### A run of listing entries:

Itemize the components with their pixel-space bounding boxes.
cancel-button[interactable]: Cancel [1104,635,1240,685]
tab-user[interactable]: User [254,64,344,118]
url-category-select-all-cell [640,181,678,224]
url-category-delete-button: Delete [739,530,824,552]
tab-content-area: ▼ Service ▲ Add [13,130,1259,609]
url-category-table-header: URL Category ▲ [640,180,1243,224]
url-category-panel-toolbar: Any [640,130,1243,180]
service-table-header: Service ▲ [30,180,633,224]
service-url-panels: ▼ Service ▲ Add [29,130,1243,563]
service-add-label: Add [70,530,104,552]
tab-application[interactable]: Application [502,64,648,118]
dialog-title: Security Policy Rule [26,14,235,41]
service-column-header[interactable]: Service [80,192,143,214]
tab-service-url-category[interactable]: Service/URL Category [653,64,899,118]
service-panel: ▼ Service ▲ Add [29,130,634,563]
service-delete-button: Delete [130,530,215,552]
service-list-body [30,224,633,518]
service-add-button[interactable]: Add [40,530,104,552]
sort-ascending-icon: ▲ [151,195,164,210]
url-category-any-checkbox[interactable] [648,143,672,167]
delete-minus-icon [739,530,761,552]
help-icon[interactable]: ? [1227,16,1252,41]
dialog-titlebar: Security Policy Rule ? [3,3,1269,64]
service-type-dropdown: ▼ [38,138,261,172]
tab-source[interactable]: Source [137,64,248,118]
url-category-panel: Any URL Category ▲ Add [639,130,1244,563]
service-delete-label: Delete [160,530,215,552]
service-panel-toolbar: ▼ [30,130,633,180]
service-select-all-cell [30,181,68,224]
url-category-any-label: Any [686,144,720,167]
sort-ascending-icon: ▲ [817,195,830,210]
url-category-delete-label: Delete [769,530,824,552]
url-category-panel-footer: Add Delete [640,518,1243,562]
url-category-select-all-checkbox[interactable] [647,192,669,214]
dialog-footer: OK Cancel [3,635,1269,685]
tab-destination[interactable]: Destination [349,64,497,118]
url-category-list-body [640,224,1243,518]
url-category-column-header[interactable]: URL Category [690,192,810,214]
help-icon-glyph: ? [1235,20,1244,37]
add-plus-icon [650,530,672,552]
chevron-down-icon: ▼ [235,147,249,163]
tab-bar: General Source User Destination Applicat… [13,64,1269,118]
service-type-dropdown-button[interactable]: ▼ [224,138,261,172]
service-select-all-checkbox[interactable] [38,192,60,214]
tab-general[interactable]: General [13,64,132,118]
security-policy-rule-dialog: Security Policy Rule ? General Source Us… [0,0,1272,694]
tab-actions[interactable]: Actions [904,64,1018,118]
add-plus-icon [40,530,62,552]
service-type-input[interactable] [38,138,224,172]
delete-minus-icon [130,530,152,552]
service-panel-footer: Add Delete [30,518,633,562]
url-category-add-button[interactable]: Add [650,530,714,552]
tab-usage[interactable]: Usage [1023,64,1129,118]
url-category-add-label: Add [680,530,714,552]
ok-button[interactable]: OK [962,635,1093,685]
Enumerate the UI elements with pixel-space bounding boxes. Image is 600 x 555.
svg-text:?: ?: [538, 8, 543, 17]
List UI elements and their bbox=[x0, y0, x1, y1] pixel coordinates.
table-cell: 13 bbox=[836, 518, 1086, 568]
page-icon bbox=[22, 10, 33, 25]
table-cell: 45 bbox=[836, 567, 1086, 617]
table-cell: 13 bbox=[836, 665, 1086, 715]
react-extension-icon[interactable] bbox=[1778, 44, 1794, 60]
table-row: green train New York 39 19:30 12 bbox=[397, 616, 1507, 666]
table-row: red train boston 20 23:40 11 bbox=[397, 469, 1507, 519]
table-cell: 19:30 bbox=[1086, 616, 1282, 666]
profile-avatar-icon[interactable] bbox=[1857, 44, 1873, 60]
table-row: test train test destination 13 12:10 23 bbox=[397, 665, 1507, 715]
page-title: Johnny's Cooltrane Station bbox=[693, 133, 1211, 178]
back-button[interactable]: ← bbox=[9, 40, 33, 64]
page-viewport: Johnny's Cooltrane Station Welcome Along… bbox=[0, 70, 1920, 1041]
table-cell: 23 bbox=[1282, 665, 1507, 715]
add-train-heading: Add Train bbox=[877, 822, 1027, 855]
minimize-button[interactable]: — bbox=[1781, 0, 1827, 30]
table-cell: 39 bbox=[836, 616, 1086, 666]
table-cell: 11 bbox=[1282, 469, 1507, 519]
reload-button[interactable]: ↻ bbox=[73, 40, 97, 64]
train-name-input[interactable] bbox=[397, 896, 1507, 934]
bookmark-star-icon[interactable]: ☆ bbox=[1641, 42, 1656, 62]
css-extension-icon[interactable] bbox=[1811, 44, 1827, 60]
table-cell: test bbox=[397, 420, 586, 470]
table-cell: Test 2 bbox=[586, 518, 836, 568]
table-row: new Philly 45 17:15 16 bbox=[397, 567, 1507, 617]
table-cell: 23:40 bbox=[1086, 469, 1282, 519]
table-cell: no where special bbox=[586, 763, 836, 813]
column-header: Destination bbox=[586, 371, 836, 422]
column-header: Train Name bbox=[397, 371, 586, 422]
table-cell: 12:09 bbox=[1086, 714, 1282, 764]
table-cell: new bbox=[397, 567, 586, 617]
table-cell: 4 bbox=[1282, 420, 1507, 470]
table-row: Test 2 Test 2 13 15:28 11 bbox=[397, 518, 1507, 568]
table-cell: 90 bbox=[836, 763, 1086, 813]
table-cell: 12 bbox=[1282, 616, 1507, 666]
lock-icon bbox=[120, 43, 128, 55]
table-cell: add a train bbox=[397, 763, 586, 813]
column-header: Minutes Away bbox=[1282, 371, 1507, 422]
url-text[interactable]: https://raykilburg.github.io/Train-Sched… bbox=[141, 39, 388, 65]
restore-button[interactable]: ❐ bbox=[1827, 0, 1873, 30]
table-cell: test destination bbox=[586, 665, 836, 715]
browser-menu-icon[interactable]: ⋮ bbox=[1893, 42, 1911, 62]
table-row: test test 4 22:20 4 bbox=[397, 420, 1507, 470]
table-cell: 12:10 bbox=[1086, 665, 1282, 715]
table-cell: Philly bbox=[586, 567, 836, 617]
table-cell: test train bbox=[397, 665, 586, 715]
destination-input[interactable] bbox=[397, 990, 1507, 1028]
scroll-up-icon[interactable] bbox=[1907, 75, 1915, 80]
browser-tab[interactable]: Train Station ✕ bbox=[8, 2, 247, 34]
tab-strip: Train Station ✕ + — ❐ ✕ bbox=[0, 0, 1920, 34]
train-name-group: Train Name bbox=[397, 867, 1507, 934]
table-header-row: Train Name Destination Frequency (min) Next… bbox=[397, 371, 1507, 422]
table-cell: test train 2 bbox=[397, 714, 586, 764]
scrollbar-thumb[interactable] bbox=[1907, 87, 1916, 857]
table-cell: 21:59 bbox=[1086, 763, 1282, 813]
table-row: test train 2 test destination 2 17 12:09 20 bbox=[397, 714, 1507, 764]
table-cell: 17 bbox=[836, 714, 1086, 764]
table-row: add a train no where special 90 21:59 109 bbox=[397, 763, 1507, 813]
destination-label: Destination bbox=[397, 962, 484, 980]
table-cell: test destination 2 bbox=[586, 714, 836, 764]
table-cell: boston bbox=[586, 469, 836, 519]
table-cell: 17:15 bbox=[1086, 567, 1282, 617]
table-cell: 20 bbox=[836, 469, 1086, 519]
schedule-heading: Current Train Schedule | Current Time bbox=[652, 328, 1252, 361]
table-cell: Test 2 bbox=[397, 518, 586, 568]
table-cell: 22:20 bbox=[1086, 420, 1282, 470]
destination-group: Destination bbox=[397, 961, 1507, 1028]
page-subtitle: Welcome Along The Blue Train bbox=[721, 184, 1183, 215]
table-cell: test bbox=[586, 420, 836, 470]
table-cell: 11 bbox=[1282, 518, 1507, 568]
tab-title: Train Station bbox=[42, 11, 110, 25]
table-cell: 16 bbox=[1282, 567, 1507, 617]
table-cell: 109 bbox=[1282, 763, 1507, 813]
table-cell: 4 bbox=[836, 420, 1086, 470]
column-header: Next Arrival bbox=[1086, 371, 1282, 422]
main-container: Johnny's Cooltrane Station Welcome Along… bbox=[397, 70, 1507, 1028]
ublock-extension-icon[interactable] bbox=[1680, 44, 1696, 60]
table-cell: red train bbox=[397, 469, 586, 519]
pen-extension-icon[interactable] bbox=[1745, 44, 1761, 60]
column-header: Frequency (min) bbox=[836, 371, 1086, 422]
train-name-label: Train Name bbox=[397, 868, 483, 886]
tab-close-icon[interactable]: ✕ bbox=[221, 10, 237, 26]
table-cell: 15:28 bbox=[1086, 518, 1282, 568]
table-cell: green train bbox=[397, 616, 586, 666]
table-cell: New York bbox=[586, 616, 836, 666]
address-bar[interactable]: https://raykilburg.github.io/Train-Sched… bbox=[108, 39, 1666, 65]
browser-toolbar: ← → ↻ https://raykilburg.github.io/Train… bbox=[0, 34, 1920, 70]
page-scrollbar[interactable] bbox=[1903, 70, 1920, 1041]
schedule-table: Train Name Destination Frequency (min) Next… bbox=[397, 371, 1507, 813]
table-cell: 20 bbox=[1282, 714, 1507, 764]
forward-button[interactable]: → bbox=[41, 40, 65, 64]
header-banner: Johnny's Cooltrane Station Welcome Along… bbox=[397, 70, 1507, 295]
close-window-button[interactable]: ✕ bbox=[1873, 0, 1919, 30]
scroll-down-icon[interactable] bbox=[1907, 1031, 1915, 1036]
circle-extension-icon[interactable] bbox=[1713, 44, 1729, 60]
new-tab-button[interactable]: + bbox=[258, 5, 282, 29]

### SHORT TASK:
Copy the listing word for word, beginning at its first line and ending after the line that contains "tab-content-area: ▼ Service".

### RESULT BELOW:
Itemize the components with their pixel-space bounding boxes.
cancel-button[interactable]: Cancel [1104,635,1240,685]
tab-user[interactable]: User [254,64,344,118]
url-category-select-all-cell [640,181,678,224]
url-category-delete-button: Delete [739,530,824,552]
tab-content-area: ▼ Service ▲ Add [13,130,1259,609]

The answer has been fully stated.